— begin Exercise input —
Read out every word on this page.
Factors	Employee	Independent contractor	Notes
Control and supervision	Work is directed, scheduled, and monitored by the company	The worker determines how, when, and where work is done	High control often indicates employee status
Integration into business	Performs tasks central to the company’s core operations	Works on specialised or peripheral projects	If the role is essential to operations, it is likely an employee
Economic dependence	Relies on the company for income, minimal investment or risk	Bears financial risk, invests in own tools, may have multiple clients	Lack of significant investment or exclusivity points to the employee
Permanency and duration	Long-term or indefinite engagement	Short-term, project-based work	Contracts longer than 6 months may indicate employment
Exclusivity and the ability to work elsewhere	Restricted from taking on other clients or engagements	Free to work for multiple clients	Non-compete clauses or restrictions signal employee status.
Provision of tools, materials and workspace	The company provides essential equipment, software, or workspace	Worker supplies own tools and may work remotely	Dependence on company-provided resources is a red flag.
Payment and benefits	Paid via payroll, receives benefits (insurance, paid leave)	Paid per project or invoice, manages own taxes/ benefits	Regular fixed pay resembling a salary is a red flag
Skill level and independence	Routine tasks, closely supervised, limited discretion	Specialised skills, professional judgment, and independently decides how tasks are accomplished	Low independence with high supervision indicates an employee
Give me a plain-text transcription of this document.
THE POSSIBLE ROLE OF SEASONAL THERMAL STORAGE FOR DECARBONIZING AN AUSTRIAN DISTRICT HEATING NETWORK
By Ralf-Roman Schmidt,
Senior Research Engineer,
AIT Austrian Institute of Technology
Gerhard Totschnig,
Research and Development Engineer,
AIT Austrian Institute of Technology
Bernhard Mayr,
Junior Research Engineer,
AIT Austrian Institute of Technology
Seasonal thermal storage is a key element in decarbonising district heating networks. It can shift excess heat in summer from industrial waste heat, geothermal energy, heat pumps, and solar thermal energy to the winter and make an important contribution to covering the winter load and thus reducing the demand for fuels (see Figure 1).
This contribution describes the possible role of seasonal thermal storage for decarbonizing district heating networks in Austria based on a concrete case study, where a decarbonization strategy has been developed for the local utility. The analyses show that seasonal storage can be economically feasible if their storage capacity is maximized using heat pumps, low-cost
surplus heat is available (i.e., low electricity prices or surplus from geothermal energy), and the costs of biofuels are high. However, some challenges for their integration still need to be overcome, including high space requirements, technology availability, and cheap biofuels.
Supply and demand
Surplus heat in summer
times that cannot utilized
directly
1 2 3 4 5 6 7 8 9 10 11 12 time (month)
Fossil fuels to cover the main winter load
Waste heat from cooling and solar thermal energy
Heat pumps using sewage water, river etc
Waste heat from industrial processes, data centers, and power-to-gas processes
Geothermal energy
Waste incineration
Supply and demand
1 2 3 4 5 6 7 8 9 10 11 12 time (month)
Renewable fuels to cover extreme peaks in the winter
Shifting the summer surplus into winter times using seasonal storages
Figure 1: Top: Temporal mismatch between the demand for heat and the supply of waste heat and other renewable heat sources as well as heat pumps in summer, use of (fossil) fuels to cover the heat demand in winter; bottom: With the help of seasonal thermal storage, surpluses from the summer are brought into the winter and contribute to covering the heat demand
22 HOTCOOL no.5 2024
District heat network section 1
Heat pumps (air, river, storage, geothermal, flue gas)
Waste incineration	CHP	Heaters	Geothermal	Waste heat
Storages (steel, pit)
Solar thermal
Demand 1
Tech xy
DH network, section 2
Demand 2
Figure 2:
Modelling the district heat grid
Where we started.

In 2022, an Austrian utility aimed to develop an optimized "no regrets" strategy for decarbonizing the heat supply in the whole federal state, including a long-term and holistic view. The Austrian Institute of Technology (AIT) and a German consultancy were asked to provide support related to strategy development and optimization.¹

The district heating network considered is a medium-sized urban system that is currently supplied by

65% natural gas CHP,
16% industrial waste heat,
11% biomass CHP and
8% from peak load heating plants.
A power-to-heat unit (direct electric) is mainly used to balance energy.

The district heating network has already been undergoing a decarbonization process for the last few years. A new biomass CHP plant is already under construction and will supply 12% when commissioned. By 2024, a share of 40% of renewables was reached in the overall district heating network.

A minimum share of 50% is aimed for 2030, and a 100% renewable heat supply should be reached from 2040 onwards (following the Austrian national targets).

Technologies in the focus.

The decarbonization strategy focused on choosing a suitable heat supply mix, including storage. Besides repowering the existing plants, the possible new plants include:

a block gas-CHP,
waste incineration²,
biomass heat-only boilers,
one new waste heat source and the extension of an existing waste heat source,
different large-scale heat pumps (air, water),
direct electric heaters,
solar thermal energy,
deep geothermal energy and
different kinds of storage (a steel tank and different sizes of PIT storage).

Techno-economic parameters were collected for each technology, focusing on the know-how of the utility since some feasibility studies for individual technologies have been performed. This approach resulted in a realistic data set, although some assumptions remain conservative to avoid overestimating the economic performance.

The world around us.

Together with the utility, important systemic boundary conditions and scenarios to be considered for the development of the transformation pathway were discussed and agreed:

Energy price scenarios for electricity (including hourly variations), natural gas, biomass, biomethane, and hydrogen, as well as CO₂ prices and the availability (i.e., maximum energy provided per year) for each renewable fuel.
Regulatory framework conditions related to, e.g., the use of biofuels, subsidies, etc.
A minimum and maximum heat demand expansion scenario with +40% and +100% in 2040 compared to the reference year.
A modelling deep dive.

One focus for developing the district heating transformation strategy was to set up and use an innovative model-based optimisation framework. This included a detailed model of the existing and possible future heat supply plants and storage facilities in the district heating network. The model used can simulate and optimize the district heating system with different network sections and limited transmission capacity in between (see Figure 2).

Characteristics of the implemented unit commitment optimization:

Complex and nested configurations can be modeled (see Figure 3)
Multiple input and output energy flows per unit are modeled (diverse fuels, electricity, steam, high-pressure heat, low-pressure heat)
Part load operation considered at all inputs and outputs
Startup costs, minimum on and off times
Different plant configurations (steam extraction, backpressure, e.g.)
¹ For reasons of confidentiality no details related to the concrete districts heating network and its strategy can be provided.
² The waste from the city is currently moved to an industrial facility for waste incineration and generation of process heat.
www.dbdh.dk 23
— end Exercise input —
**Task objective:**
Write down every line of the data exactly as it appears above.

**Reply:**
Read out every word on this page.
Factors	Employee	Independent contractor	Notes
Control and supervision	Work is directed, scheduled, and monitored by the company	The worker determines how, when, and where work is done	High control often indicates employee status
Integration into business	Performs tasks central to the company’s core operations	Works on specialised or peripheral projects	If the role is essential to operations, it is likely an employee
Economic dependence	Relies on the company for income, minimal investment or risk	Bears financial risk, invests in own tools, may have multiple clients	Lack of significant investment or exclusivity points to the employee
Permanency and duration	Long-term or indefinite engagement	Short-term, project-based work	Contracts longer than 6 months may indicate employment
Exclusivity and the ability to work elsewhere	Restricted from taking on other clients or engagements	Free to work for multiple clients	Non-compete clauses or restrictions signal employee status.
Provision of tools, materials and workspace	The company provides essential equipment, software, or workspace	Worker supplies own tools and may work remotely	Dependence on company-provided resources is a red flag.
Payment and benefits	Paid via payroll, receives benefits (insurance, paid leave)	Paid per project or invoice, manages own taxes/ benefits	Regular fixed pay resembling a salary is a red flag
Skill level and independence	Routine tasks, closely supervised, limited discretion	Specialised skills, professional judgment, and independently decides how tasks are accomplished	Low independence with high supervision indicates an employee
Give me a plain-text transcription of this document.
THE POSSIBLE ROLE OF SEASONAL THERMAL STORAGE FOR DECARBONIZING AN AUSTRIAN DISTRICT HEATING NETWORK
By Ralf-Roman Schmidt,
Senior Research Engineer,
AIT Austrian Institute of Technology
Gerhard Totschnig,
Research and Development Engineer,
AIT Austrian Institute of Technology
Bernhard Mayr,
Junior Research Engineer,
AIT Austrian Institute of Technology
Seasonal thermal storage is a key element in decarbonising district heating networks. It can shift excess heat in summer from industrial waste heat, geothermal energy, heat pumps, and solar thermal energy to the winter and make an important contribution to covering the winter load and thus reducing the demand for fuels (see Figure 1).
This contribution describes the possible role of seasonal thermal storage for decarbonizing district heating networks in Austria based on a concrete case study, where a decarbonization strategy has been developed for the local utility. The analyses show that seasonal storage can be economically feasible if their storage capacity is maximized using heat pumps, low-cost
surplus heat is available (i.e., low electricity prices or surplus from geothermal energy), and the costs of biofuels are high. However, some challenges for their integration still need to be overcome, including high space requirements, technology availability, and cheap biofuels.
Supply and demand
Surplus heat in summer
times that cannot utilized
directly
1 2 3 4 5 6 7 8 9 10 11 12 time (month)
Fossil fuels to cover the main winter load
Waste heat from cooling and solar thermal energy
Heat pumps using sewage water, river etc
Waste heat from industrial processes, data centers, and power-to-gas processes
Geothermal energy
Waste incineration
Supply and demand
1 2 3 4 5 6 7 8 9 10 11 12 time (month)
Renewable fuels to cover extreme peaks in the winter
Shifting the summer surplus into winter times using seasonal storages
Figure 1: Top: Temporal mismatch between the demand for heat and the supply of waste heat and other renewable heat sources as well as heat pumps in summer, use of (fossil) fuels to cover the heat demand in winter; bottom: With the help of seasonal thermal storage, surpluses from the summer are brought into the winter and contribute to covering the heat demand
22 HOTCOOL no.5 2024
District heat network section 1
Heat pumps (air, river, storage, geothermal, flue gas)
Waste incineration	CHP	Heaters	Geothermal	Waste heat
Storages (steel, pit)
Solar thermal
Demand 1
Tech xy
DH network, section 2
Demand 2
Figure 2:
Modelling the district heat grid
Where we started.

In 2022, an Austrian utility aimed to develop an optimized "no regrets" strategy for decarbonizing the heat supply in the whole federal state, including a long-term and holistic view. The Austrian Institute of Technology (AIT) and a German consultancy were asked to provide support related to strategy development and optimization.¹

The district heating network considered is a medium-sized urban system that is currently supplied by

65% natural gas CHP,
16% industrial waste heat,
11% biomass CHP and
8% from peak load heating plants.
A power-to-heat unit (direct electric) is mainly used to balance energy.

The district heating network has already been undergoing a decarbonization process for the last few years. A new biomass CHP plant is already under construction and will supply 12% when commissioned. By 2024, a share of 40% of renewables was reached in the overall district heating network.

A minimum share of 50% is aimed for 2030, and a 100% renewable heat supply should be reached from 2040 onwards (following the Austrian national targets).

Technologies in the focus.

The decarbonization strategy focused on choosing a suitable heat supply mix, including storage. Besides repowering the existing plants, the possible new plants include:

a block gas-CHP,
waste incineration²,
biomass heat-only boilers,
one new waste heat source and the extension of an existing waste heat source,
different large-scale heat pumps (air, water),
direct electric heaters,
solar thermal energy,
deep geothermal energy and
different kinds of storage (a steel tank and different sizes of PIT storage).

Techno-economic parameters were collected for each technology, focusing on the know-how of the utility since some feasibility studies for individual technologies have been performed. This approach resulted in a realistic data set, although some assumptions remain conservative to avoid overestimating the economic performance.

The world around us.

Together with the utility, important systemic boundary conditions and scenarios to be considered for the development of the transformation pathway were discussed and agreed:

Energy price scenarios for electricity (including hourly variations), natural gas, biomass, biomethane, and hydrogen, as well as CO₂ prices and the availability (i.e., maximum energy provided per year) for each renewable fuel.
Regulatory framework conditions related to, e.g., the use of biofuels, subsidies, etc.
A minimum and maximum heat demand expansion scenario with +40% and +100% in 2040 compared to the reference year.
A modelling deep dive.

One focus for developing the district heating transformation strategy was to set up and use an innovative model-based optimisation framework. This included a detailed model of the existing and possible future heat supply plants and storage facilities in the district heating network. The model used can simulate and optimize the district heating system with different network sections and limited transmission capacity in between (see Figure 2).

Characteristics of the implemented unit commitment optimization:

Complex and nested configurations can be modeled (see Figure 3)
Multiple input and output energy flows per unit are modeled (diverse fuels, electricity, steam, high-pressure heat, low-pressure heat)
Part load operation considered at all inputs and outputs
Startup costs, minimum on and off times
Different plant configurations (steam extraction, backpressure, e.g.)
¹ For reasons of confidentiality no details related to the concrete districts heating network and its strategy can be provided.
² The waste from the city is currently moved to an industrial facility for waste incineration and generation of process heat.
www.dbdh.dk 23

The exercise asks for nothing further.